------ Records

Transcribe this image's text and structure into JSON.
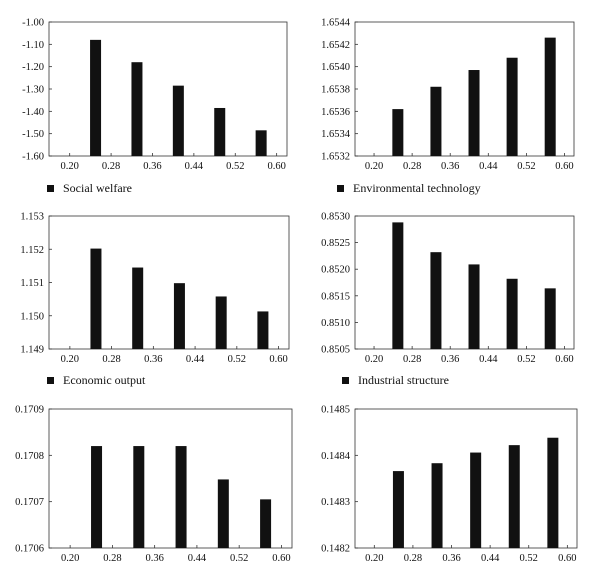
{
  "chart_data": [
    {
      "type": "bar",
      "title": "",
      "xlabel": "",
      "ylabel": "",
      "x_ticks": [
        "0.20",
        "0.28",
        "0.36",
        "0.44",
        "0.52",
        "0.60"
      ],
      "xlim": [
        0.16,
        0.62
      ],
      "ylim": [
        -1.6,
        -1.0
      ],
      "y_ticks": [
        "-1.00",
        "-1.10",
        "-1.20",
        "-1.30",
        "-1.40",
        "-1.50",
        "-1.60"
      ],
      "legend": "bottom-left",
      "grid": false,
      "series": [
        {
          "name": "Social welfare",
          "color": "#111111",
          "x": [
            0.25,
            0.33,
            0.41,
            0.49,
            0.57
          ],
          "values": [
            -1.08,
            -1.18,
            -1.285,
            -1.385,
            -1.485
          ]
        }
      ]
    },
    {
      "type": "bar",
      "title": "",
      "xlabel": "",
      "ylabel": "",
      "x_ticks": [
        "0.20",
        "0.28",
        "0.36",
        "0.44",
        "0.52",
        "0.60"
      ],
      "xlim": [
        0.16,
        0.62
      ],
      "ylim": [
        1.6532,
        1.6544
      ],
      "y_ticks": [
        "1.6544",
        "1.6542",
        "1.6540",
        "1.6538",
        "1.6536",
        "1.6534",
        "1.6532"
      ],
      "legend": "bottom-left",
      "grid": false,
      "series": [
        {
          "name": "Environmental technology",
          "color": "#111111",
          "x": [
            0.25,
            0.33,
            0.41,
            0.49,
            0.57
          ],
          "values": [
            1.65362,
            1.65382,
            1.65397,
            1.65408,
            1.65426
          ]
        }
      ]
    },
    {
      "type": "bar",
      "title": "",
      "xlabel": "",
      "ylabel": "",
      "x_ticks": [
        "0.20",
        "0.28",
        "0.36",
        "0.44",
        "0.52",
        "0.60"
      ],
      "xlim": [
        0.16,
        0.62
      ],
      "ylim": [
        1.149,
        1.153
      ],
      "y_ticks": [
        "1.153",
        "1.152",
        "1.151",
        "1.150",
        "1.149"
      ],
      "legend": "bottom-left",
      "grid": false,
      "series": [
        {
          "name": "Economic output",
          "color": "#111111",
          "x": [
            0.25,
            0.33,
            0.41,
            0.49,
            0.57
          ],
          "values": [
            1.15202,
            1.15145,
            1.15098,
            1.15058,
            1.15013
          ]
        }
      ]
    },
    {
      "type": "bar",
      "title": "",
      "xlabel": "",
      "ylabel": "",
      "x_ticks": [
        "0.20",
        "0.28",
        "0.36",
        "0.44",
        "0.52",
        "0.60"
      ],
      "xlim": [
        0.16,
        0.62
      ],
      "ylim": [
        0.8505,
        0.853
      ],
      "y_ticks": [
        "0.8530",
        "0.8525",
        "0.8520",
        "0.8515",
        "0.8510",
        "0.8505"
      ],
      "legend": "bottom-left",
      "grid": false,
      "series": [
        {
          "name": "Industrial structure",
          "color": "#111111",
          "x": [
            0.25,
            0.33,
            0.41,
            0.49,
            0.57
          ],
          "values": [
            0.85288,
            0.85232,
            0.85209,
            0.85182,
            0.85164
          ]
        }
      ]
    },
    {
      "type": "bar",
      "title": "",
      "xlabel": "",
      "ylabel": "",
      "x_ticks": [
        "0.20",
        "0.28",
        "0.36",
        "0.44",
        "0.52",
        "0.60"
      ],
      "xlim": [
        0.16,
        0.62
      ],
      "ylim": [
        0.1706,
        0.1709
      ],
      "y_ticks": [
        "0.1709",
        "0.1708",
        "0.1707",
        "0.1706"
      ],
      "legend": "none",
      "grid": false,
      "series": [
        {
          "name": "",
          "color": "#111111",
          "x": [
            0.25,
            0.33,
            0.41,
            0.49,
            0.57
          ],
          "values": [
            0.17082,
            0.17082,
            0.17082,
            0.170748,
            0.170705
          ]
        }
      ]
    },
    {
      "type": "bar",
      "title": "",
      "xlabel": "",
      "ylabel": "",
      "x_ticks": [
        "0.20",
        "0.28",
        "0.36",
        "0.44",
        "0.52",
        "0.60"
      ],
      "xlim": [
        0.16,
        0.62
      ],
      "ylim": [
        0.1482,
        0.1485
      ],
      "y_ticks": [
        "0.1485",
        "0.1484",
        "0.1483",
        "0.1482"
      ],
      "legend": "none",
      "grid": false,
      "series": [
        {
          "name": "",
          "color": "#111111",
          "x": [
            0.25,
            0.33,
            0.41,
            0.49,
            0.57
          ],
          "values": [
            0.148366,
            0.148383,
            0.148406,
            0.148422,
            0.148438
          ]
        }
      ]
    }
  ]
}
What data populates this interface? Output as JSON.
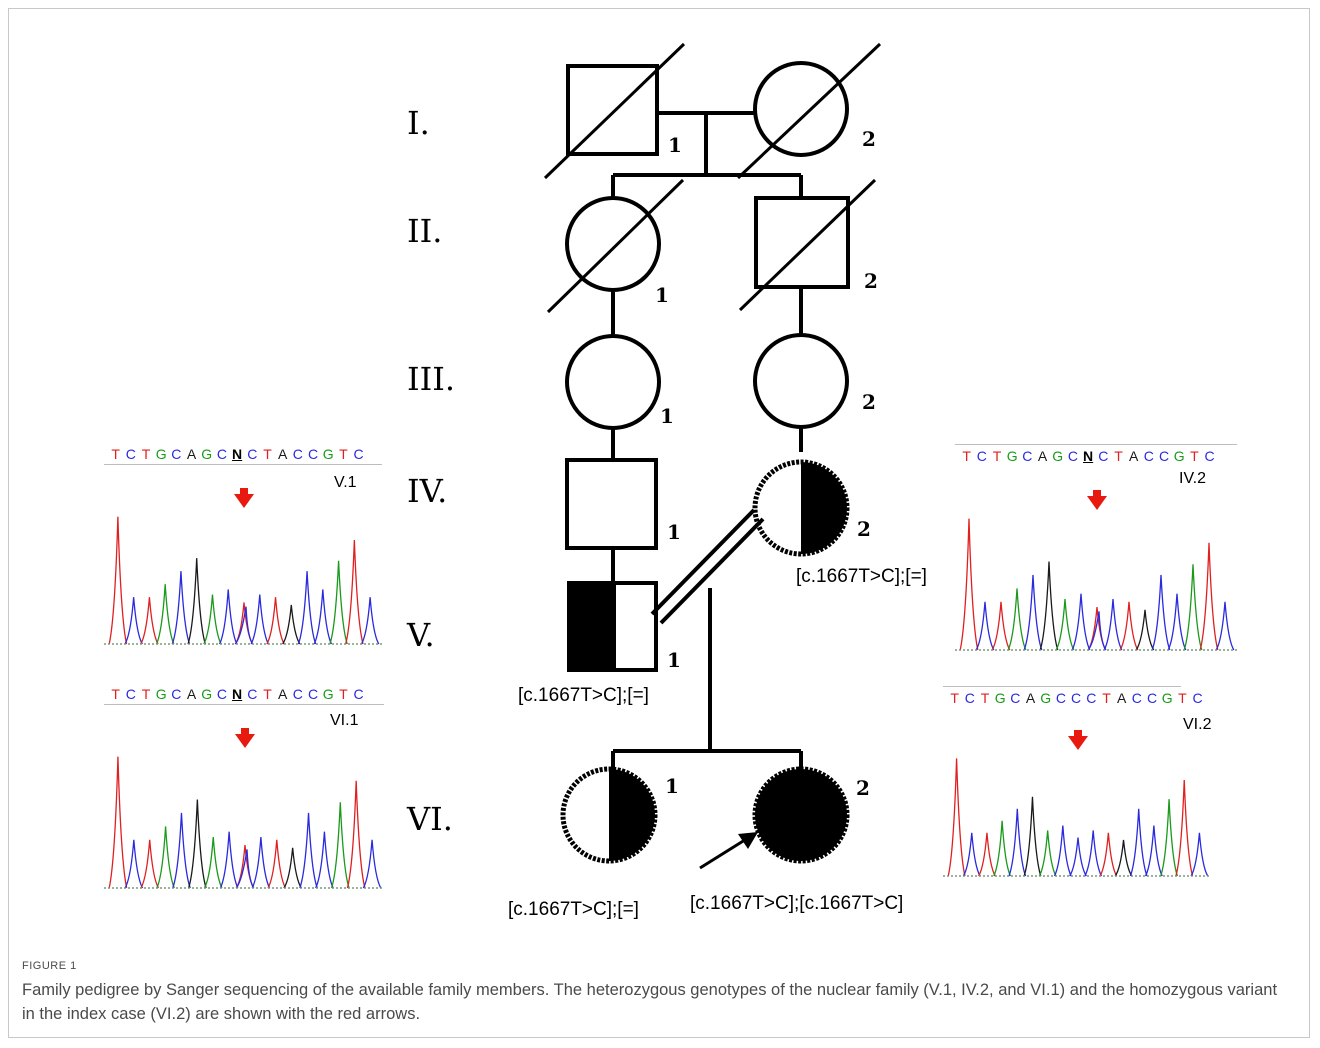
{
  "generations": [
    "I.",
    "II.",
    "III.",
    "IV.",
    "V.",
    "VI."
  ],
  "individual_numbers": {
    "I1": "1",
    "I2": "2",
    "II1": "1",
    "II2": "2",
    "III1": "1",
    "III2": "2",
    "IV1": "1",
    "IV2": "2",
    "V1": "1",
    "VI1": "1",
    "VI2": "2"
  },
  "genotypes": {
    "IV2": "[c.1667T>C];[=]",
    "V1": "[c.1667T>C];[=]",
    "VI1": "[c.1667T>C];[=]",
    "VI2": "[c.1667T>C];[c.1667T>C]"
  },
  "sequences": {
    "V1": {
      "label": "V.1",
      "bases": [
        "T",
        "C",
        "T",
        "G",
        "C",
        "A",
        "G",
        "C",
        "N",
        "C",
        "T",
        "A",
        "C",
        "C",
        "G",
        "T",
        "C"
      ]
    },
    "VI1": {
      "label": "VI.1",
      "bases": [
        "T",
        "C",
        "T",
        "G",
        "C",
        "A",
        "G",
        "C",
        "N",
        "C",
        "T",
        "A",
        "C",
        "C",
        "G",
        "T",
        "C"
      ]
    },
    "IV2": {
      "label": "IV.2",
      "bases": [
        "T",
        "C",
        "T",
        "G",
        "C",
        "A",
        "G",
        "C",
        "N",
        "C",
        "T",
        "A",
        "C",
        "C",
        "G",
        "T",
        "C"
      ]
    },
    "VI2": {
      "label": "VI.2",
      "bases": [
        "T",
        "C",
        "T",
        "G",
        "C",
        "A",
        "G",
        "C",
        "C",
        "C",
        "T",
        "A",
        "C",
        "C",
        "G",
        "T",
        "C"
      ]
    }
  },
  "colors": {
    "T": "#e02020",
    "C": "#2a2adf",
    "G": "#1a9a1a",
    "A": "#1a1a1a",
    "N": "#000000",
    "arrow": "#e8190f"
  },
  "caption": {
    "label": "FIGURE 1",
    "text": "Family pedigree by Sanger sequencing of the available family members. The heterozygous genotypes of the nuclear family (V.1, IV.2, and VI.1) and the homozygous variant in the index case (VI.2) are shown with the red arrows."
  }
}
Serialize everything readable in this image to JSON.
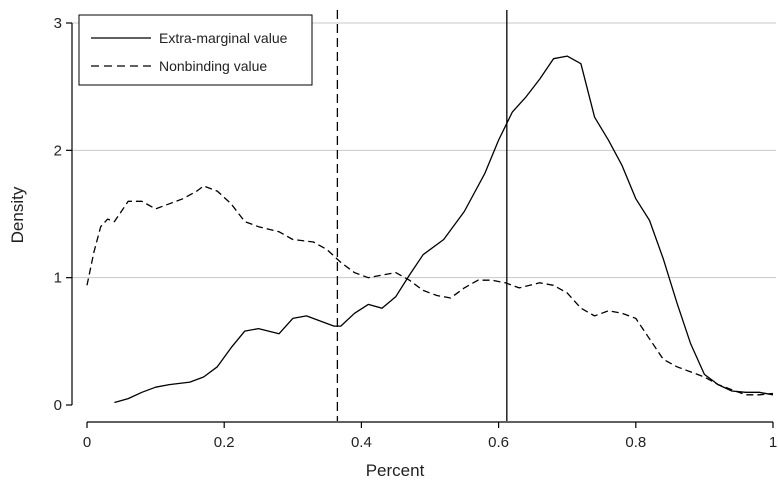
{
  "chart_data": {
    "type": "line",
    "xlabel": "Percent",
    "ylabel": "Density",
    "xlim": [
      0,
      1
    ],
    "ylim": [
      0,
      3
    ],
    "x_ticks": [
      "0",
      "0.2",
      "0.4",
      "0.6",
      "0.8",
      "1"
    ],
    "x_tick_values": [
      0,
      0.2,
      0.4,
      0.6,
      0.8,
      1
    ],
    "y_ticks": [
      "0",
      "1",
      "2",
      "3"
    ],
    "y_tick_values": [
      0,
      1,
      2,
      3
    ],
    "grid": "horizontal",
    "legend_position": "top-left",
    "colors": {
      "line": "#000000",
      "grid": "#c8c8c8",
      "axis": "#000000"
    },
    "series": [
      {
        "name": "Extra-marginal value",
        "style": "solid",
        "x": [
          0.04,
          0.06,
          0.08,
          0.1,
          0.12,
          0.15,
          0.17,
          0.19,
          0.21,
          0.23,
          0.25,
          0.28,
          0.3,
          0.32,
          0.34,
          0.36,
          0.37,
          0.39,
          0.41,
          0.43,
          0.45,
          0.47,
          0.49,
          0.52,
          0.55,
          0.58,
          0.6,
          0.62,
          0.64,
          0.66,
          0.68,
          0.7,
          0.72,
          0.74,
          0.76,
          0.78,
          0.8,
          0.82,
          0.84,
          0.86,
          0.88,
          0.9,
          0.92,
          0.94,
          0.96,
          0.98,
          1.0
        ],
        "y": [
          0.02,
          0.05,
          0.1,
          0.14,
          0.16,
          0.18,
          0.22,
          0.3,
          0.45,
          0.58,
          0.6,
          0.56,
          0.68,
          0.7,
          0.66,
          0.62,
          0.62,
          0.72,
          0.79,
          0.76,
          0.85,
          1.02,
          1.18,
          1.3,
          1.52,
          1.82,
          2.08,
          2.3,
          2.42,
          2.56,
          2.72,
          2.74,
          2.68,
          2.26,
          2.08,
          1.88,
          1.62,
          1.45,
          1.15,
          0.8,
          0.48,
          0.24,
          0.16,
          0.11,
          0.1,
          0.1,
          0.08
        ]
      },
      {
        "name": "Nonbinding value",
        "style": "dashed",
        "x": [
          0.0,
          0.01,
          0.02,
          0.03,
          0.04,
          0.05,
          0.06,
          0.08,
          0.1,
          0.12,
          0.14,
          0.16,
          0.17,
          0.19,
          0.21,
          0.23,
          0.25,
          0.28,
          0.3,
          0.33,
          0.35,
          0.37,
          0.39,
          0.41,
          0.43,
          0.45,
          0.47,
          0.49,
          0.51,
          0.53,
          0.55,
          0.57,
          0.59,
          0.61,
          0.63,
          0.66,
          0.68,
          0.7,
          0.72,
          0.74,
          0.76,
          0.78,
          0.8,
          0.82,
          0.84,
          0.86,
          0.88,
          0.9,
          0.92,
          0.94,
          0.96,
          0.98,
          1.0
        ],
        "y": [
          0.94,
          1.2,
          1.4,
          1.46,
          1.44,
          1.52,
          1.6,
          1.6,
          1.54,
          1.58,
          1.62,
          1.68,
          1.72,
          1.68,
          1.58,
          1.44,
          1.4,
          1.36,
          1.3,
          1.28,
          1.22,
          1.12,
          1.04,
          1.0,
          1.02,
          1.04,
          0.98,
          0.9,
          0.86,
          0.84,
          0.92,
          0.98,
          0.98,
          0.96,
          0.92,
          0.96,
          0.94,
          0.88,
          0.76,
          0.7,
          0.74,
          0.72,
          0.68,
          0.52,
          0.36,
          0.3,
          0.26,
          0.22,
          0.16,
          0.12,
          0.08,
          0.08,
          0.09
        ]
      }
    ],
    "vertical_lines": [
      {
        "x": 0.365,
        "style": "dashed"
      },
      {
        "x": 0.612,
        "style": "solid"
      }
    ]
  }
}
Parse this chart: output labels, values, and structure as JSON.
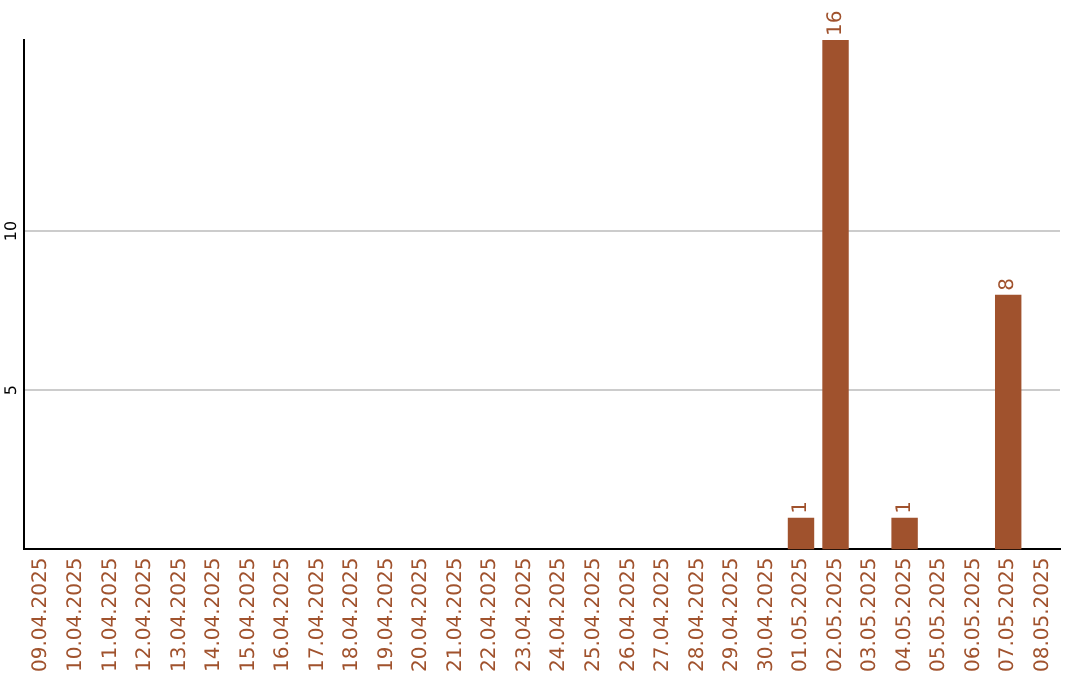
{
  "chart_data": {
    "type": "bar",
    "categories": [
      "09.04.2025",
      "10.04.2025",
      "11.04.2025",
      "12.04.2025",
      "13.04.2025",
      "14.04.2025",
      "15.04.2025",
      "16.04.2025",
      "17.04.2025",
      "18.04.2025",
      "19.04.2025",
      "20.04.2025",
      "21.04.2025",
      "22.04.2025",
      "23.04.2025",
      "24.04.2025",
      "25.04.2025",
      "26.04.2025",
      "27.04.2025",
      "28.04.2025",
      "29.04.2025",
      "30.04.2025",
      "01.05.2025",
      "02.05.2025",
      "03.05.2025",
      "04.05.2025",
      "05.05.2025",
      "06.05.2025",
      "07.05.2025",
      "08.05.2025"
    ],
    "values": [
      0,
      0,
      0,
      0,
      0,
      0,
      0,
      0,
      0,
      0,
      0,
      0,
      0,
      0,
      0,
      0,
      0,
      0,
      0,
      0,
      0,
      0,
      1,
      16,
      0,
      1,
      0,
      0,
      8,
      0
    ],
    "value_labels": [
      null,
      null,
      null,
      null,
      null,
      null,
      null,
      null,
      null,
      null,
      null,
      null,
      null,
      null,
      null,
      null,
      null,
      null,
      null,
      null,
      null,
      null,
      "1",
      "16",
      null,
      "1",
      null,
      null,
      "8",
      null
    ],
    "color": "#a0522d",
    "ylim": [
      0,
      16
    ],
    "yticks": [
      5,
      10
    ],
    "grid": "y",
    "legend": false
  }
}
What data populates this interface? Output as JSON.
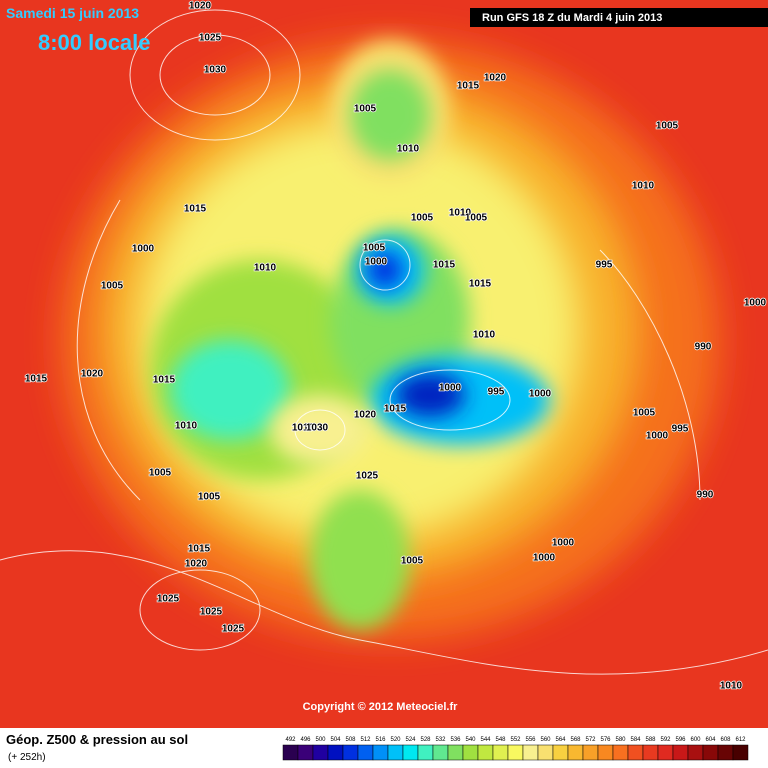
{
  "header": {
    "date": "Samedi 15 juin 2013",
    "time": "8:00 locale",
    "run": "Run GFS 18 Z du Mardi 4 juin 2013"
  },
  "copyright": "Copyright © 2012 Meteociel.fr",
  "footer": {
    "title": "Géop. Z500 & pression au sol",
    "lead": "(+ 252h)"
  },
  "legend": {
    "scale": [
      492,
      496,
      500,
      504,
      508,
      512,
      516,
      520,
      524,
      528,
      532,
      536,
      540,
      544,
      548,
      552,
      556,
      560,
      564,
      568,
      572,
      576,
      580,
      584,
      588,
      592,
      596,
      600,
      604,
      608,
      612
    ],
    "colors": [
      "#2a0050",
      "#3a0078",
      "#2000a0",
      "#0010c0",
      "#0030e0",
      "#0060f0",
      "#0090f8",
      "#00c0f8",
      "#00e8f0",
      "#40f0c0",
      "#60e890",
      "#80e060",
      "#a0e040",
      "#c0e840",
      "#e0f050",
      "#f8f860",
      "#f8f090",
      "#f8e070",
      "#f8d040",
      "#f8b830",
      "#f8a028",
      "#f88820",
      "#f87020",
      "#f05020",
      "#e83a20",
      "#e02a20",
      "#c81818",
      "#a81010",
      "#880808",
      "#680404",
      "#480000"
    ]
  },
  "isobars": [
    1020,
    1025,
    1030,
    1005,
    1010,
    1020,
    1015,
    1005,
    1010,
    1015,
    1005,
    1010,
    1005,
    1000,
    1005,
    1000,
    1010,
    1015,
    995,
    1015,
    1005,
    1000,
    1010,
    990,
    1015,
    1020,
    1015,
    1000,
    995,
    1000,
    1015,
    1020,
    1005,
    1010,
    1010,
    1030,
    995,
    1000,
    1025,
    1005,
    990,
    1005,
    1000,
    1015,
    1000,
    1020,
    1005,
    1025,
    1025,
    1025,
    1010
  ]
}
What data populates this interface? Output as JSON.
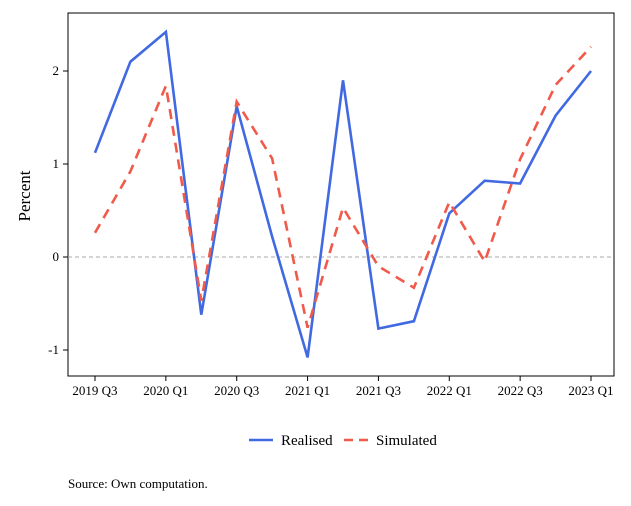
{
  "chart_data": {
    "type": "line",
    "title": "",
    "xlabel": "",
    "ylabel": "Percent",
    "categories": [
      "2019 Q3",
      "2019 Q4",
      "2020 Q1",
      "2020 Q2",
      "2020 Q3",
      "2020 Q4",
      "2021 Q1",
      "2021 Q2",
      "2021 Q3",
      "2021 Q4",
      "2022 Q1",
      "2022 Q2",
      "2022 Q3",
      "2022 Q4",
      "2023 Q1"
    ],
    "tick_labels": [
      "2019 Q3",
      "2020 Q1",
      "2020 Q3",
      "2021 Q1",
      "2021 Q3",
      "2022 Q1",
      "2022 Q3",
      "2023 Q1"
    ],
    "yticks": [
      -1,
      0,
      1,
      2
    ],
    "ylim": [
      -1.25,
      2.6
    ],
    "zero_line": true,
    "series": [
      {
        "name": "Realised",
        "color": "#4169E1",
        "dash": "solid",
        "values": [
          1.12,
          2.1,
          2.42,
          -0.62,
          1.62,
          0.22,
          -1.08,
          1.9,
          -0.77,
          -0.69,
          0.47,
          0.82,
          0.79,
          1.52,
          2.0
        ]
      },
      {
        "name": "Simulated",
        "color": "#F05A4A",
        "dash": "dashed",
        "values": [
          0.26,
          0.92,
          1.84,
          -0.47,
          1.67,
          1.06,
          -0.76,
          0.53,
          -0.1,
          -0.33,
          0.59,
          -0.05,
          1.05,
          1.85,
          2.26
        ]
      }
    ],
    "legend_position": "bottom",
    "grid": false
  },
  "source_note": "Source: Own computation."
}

------------

*Problem:*
Go through the entries above and pull out each line with "dashed" in it.

*Response for this exercise:*
        "style": "dashed",
        "style": "dashed"
        "dash": "dashed",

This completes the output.